→ The problem
Work out how many lines hold "Jardín". Give the number and nothing else.

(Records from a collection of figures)
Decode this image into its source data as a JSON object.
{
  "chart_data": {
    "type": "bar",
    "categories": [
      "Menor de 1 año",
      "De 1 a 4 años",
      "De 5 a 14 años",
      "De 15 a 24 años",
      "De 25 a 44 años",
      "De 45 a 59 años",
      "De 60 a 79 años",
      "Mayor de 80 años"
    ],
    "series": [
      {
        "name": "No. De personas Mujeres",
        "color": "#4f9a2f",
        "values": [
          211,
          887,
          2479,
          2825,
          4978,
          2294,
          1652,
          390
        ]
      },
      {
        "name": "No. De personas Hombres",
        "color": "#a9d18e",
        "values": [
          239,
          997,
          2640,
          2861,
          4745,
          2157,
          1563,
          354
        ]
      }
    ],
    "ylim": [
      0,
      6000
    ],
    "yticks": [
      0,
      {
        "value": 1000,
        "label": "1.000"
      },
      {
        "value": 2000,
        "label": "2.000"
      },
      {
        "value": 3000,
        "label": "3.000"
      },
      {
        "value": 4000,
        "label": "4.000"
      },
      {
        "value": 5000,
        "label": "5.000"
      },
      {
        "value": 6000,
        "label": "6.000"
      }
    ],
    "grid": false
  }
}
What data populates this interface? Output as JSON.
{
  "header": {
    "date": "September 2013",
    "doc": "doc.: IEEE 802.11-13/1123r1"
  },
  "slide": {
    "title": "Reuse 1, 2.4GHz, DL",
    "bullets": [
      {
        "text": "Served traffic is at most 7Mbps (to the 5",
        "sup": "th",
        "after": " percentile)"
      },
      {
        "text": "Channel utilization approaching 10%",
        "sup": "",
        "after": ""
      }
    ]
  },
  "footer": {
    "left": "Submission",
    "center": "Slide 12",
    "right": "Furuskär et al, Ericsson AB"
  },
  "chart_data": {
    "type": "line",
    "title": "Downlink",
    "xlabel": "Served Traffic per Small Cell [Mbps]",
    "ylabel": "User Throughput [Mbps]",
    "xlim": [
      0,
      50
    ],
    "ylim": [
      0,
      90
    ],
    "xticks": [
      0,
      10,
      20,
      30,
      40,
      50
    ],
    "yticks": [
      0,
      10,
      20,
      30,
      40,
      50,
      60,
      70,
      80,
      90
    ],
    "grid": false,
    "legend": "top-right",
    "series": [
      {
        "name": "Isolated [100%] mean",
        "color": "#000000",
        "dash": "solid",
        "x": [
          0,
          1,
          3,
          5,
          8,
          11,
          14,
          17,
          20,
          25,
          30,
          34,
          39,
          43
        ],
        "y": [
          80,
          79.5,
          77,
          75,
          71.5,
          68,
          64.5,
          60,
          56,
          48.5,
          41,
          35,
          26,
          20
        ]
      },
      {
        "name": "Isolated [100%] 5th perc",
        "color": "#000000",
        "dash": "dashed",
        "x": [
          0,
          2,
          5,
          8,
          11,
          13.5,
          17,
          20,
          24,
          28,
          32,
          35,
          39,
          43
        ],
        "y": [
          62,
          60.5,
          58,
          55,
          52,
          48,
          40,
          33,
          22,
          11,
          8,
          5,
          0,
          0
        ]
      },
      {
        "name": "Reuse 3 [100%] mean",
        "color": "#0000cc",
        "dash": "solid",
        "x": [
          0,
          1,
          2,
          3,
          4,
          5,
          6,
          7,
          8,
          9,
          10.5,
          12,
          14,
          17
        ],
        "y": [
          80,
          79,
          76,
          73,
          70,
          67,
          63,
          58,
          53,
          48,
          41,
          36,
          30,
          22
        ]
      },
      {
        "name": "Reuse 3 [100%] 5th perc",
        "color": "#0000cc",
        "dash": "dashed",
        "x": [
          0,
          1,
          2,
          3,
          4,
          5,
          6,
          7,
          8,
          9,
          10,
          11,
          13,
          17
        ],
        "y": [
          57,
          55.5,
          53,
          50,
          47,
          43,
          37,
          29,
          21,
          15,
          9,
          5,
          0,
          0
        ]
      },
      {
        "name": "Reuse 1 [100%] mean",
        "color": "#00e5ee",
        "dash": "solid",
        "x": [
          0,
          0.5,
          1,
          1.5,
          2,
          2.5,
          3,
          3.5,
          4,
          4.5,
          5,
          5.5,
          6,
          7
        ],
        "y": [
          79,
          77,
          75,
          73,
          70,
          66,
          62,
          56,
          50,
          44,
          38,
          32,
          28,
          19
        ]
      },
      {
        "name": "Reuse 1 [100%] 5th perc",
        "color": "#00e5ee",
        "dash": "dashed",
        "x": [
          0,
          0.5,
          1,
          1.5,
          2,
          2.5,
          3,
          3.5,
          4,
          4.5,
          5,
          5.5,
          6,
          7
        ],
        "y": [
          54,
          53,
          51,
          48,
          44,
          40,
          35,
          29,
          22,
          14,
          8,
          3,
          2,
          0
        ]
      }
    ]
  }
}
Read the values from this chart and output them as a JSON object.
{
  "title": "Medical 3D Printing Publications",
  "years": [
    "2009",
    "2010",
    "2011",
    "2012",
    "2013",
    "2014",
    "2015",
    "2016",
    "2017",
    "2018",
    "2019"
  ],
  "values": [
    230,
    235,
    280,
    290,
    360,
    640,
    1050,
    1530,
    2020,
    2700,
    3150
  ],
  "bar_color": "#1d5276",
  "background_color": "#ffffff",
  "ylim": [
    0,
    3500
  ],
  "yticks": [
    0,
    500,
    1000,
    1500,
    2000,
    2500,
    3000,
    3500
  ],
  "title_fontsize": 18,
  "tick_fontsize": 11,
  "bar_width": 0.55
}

--

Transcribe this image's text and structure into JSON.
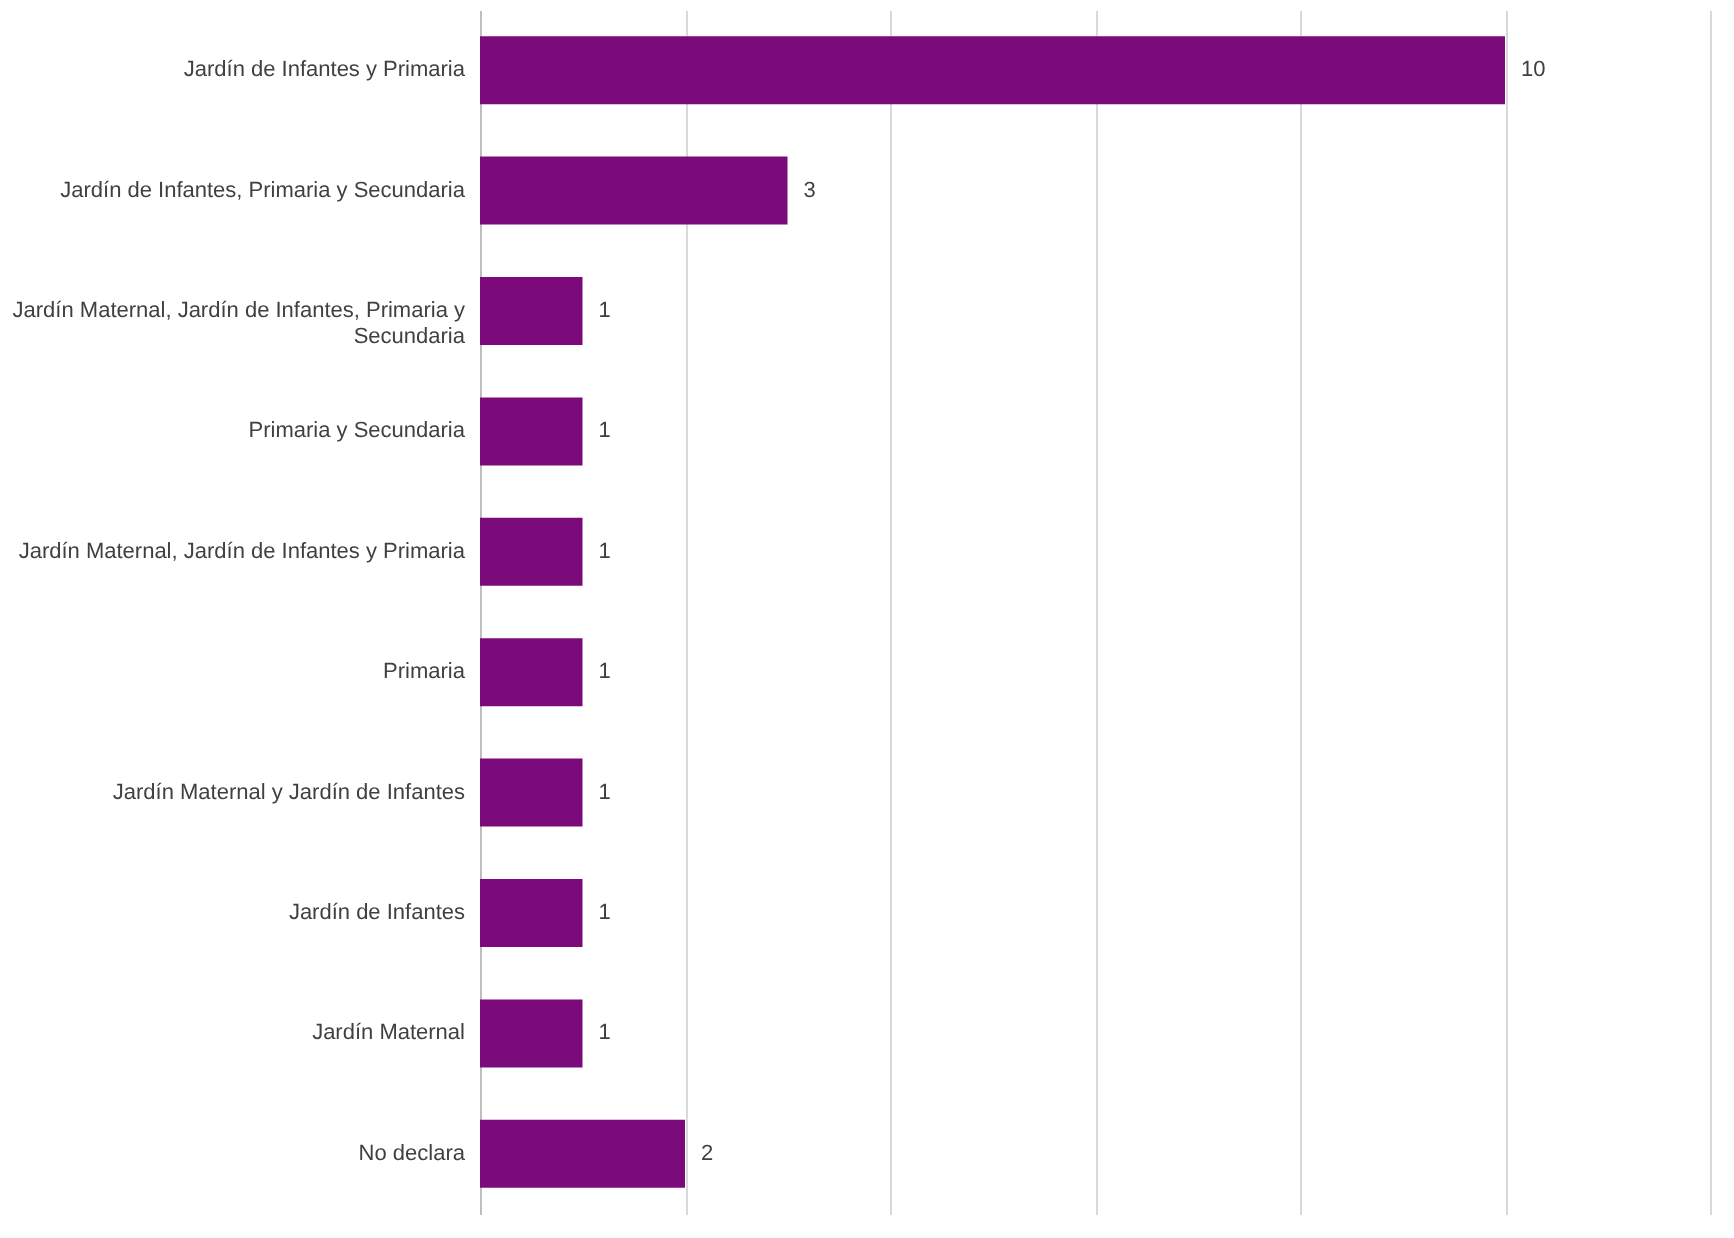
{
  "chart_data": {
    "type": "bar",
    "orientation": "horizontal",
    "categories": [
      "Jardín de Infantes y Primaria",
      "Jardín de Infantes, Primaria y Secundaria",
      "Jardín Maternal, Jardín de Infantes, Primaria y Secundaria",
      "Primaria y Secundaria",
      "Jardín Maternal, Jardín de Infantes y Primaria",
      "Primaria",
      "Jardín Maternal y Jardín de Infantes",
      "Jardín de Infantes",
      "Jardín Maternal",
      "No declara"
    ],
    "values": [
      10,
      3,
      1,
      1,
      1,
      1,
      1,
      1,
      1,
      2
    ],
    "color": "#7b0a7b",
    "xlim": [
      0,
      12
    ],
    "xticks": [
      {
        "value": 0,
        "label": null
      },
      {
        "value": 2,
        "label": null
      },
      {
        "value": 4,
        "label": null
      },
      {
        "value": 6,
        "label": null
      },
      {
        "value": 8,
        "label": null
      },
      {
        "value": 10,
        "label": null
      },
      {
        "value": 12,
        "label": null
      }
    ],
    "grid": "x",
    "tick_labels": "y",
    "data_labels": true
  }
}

...

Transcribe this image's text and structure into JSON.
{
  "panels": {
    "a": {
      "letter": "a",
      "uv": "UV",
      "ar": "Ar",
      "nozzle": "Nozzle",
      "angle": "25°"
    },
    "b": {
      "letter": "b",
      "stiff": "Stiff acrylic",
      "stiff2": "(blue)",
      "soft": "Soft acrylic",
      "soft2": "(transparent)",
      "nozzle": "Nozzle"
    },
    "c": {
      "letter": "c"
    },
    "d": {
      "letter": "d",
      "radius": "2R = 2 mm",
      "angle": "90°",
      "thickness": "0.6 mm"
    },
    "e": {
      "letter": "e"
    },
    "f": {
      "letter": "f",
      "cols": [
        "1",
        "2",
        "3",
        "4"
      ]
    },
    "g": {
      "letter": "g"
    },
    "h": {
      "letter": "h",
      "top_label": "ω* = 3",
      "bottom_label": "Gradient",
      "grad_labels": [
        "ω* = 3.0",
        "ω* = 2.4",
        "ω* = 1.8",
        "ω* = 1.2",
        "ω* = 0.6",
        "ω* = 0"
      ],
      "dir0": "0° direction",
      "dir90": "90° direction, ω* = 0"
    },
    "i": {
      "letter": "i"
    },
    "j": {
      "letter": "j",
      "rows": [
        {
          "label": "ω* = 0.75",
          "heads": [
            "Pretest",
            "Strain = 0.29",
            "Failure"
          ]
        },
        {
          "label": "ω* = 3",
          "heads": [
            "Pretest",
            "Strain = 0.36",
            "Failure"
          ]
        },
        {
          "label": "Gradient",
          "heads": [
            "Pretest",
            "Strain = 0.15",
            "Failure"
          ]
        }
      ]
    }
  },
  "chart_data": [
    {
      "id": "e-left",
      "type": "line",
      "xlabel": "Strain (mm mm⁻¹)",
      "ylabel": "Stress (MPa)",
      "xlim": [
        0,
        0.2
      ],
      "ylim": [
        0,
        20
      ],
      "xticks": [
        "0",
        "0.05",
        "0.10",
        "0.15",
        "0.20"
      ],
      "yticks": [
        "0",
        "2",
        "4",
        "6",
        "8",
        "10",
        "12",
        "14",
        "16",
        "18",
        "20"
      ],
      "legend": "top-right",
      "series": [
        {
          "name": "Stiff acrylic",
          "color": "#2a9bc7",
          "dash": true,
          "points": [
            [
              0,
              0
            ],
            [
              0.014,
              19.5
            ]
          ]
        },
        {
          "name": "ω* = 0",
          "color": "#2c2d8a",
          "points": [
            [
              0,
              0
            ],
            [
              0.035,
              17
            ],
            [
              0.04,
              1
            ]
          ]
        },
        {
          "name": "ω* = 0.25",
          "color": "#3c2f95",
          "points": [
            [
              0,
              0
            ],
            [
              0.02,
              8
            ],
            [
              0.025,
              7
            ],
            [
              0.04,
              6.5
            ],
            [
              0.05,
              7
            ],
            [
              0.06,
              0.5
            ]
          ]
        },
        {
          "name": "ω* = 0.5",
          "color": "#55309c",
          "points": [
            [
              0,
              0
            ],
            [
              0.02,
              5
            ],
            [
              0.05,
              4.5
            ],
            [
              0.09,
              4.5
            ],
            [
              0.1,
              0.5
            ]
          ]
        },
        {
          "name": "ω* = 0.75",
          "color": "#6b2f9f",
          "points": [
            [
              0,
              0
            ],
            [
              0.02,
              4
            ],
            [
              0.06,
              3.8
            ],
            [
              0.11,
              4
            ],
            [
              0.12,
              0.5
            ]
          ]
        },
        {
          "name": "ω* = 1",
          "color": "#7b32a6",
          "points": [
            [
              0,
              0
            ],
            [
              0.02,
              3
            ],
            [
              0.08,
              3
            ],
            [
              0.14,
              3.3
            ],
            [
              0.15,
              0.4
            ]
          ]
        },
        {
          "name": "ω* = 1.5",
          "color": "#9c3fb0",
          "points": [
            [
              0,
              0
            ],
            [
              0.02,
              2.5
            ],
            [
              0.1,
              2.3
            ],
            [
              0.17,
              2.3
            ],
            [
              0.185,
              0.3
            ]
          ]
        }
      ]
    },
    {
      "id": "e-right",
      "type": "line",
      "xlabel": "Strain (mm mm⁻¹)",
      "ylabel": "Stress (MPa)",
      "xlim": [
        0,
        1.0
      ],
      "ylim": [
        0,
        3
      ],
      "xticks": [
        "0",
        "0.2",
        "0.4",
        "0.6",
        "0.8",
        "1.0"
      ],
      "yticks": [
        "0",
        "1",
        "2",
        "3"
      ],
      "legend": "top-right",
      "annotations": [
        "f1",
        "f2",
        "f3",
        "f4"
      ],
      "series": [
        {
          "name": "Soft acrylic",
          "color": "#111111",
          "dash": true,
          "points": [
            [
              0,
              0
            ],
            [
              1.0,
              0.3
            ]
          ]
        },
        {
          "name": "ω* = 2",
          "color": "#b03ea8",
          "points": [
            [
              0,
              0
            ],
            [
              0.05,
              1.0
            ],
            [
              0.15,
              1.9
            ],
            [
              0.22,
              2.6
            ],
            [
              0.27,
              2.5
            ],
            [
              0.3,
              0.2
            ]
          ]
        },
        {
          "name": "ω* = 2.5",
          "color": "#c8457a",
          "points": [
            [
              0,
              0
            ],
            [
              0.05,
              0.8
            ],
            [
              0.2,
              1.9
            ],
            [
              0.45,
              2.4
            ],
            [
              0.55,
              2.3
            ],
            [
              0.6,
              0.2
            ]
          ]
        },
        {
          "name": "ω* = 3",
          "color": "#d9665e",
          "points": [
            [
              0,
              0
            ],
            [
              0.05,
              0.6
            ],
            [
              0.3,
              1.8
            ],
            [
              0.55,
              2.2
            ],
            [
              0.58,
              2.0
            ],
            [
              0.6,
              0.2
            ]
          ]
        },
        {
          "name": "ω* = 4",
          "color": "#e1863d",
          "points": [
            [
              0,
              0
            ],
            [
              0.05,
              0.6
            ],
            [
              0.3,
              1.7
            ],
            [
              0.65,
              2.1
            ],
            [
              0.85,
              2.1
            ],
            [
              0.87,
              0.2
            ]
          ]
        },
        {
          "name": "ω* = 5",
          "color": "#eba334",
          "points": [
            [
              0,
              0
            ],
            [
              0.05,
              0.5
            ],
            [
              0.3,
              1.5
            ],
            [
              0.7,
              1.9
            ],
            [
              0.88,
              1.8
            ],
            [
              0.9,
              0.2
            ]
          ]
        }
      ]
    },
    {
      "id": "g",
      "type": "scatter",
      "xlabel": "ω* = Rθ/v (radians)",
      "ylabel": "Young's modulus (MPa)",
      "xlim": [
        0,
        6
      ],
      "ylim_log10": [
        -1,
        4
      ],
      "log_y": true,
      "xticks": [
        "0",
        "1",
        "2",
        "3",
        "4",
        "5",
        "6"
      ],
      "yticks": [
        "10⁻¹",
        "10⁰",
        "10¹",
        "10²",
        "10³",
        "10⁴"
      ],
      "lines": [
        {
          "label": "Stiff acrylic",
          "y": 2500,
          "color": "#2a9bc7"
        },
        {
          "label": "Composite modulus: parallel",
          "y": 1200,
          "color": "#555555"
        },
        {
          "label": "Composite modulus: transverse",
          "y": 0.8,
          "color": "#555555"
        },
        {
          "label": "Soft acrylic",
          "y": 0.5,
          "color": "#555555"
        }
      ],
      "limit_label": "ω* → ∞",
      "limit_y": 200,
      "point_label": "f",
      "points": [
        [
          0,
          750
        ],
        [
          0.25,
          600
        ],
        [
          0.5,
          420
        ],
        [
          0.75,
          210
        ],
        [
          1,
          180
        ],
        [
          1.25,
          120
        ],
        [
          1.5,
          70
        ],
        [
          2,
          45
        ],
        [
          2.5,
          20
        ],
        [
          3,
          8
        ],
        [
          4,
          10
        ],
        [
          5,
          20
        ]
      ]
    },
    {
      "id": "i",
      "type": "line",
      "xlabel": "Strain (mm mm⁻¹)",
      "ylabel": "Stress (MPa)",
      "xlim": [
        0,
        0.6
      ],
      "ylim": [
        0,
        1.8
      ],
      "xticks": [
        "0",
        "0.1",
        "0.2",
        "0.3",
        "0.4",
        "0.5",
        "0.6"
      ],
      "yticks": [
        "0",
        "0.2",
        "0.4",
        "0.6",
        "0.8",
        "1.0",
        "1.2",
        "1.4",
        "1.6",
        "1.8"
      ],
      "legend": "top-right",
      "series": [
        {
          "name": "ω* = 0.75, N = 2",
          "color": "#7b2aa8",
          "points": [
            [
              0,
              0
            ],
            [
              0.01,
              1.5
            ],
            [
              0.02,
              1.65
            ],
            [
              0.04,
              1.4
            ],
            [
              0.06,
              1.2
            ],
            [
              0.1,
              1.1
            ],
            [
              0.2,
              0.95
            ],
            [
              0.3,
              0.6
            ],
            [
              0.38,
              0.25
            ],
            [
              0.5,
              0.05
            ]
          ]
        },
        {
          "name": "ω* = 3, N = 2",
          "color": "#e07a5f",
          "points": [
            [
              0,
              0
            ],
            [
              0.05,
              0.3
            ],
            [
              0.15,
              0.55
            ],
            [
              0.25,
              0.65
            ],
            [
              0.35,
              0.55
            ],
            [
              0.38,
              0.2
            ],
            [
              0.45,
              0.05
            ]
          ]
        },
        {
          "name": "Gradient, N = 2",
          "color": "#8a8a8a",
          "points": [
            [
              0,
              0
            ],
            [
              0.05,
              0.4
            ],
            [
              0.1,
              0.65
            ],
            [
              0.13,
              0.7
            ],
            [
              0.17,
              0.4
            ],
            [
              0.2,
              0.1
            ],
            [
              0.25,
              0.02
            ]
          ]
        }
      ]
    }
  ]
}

→ Answer for this exercise
7